----- Data to use

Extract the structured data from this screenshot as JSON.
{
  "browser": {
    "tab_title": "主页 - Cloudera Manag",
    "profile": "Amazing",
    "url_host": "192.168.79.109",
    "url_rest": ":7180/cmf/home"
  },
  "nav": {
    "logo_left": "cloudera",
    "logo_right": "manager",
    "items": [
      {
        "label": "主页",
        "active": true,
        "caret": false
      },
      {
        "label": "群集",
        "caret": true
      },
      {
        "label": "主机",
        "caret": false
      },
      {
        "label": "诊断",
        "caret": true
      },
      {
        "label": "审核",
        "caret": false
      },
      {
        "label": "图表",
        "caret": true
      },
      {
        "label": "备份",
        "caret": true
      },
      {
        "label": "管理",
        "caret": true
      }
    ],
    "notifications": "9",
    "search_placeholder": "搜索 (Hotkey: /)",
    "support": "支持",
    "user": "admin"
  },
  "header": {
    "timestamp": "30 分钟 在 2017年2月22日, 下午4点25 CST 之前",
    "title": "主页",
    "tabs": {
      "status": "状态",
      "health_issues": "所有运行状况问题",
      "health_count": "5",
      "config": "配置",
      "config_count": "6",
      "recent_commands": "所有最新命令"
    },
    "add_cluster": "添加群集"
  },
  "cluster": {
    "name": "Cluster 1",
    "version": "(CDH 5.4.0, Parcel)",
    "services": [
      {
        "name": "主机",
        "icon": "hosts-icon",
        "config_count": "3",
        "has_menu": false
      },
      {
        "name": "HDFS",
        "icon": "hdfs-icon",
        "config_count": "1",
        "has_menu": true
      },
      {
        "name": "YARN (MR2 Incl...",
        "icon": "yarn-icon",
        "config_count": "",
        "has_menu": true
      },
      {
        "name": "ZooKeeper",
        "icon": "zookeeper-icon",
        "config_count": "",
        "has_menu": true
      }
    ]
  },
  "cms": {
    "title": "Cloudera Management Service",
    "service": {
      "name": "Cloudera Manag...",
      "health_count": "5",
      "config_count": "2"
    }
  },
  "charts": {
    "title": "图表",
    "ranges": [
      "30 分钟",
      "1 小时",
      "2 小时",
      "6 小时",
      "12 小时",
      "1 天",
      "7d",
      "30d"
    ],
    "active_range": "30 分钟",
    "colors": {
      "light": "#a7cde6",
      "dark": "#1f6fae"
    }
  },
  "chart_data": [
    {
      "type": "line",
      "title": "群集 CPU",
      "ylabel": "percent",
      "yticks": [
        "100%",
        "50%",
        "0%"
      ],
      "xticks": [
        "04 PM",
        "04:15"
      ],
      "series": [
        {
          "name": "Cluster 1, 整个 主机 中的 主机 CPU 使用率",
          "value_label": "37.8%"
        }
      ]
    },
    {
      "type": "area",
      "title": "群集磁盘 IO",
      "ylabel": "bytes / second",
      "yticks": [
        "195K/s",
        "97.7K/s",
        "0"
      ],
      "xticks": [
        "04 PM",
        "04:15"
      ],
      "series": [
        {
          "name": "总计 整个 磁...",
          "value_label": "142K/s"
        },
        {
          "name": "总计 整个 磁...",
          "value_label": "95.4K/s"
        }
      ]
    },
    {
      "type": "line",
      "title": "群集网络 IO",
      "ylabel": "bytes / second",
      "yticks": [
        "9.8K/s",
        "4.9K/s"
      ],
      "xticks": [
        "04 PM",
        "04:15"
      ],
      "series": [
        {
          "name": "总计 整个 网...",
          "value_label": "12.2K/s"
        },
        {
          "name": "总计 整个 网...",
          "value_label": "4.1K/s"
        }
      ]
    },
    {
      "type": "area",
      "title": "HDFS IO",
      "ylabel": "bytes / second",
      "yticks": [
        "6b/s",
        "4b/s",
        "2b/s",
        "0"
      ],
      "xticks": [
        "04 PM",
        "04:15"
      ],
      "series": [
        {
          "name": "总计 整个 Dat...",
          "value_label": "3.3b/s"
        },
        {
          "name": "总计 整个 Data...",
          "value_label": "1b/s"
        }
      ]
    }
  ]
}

----------

● **What the exercise asks**: Each record must be repeated exactly as it is.

● **Answer in full**:
Extract the structured data from this screenshot as JSON.
{
  "browser": {
    "tab_title": "主页 - Cloudera Manag",
    "profile": "Amazing",
    "url_host": "192.168.79.109",
    "url_rest": ":7180/cmf/home"
  },
  "nav": {
    "logo_left": "cloudera",
    "logo_right": "manager",
    "items": [
      {
        "label": "主页",
        "active": true,
        "caret": false
      },
      {
        "label": "群集",
        "caret": true
      },
      {
        "label": "主机",
        "caret": false
      },
      {
        "label": "诊断",
        "caret": true
      },
      {
        "label": "审核",
        "caret": false
      },
      {
        "label": "图表",
        "caret": true
      },
      {
        "label": "备份",
        "caret": true
      },
      {
        "label": "管理",
        "caret": true
      }
    ],
    "notifications": "9",
    "search_placeholder": "搜索 (Hotkey: /)",
    "support": "支持",
    "user": "admin"
  },
  "header": {
    "timestamp": "30 分钟 在 2017年2月22日, 下午4点25 CST 之前",
    "title": "主页",
    "tabs": {
      "status": "状态",
      "health_issues": "所有运行状况问题",
      "health_count": "5",
      "config": "配置",
      "config_count": "6",
      "recent_commands": "所有最新命令"
    },
    "add_cluster": "添加群集"
  },
  "cluster": {
    "name": "Cluster 1",
    "version": "(CDH 5.4.0, Parcel)",
    "services": [
      {
        "name": "主机",
        "icon": "hosts-icon",
        "config_count": "3",
        "has_menu": false
      },
      {
        "name": "HDFS",
        "icon": "hdfs-icon",
        "config_count": "1",
        "has_menu": true
      },
      {
        "name": "YARN (MR2 Incl...",
        "icon": "yarn-icon",
        "config_count": "",
        "has_menu": true
      },
      {
        "name": "ZooKeeper",
        "icon": "zookeeper-icon",
        "config_count": "",
        "has_menu": true
      }
    ]
  },
  "cms": {
    "title": "Cloudera Management Service",
    "service": {
      "name": "Cloudera Manag...",
      "health_count": "5",
      "config_count": "2"
    }
  },
  "charts": {
    "title": "图表",
    "ranges": [
      "30 分钟",
      "1 小时",
      "2 小时",
      "6 小时",
      "12 小时",
      "1 天",
      "7d",
      "30d"
    ],
    "active_range": "30 分钟",
    "colors": {
      "light": "#a7cde6",
      "dark": "#1f6fae"
    }
  },
  "chart_data": [
    {
      "type": "line",
      "title": "群集 CPU",
      "ylabel": "percent",
      "yticks": [
        "100%",
        "50%",
        "0%"
      ],
      "xticks": [
        "04 PM",
        "04:15"
      ],
      "series": [
        {
          "name": "Cluster 1, 整个 主机 中的 主机 CPU 使用率",
          "value_label": "37.8%"
        }
      ]
    },
    {
      "type": "area",
      "title": "群集磁盘 IO",
      "ylabel": "bytes / second",
      "yticks": [
        "195K/s",
        "97.7K/s",
        "0"
      ],
      "xticks": [
        "04 PM",
        "04:15"
      ],
      "series": [
        {
          "name": "总计 整个 磁...",
          "value_label": "142K/s"
        },
        {
          "name": "总计 整个 磁...",
          "value_label": "95.4K/s"
        }
      ]
    },
    {
      "type": "line",
      "title": "群集网络 IO",
      "ylabel": "bytes / second",
      "yticks": [
        "9.8K/s",
        "4.9K/s"
      ],
      "xticks": [
        "04 PM",
        "04:15"
      ],
      "series": [
        {
          "name": "总计 整个 网...",
          "value_label": "12.2K/s"
        },
        {
          "name": "总计 整个 网...",
          "value_label": "4.1K/s"
        }
      ]
    },
    {
      "type": "area",
      "title": "HDFS IO",
      "ylabel": "bytes / second",
      "yticks": [
        "6b/s",
        "4b/s",
        "2b/s",
        "0"
      ],
      "xticks": [
        "04 PM",
        "04:15"
      ],
      "series": [
        {
          "name": "总计 整个 Dat...",
          "value_label": "3.3b/s"
        },
        {
          "name": "总计 整个 Data...",
          "value_label": "1b/s"
        }
      ]
    }
  ]
}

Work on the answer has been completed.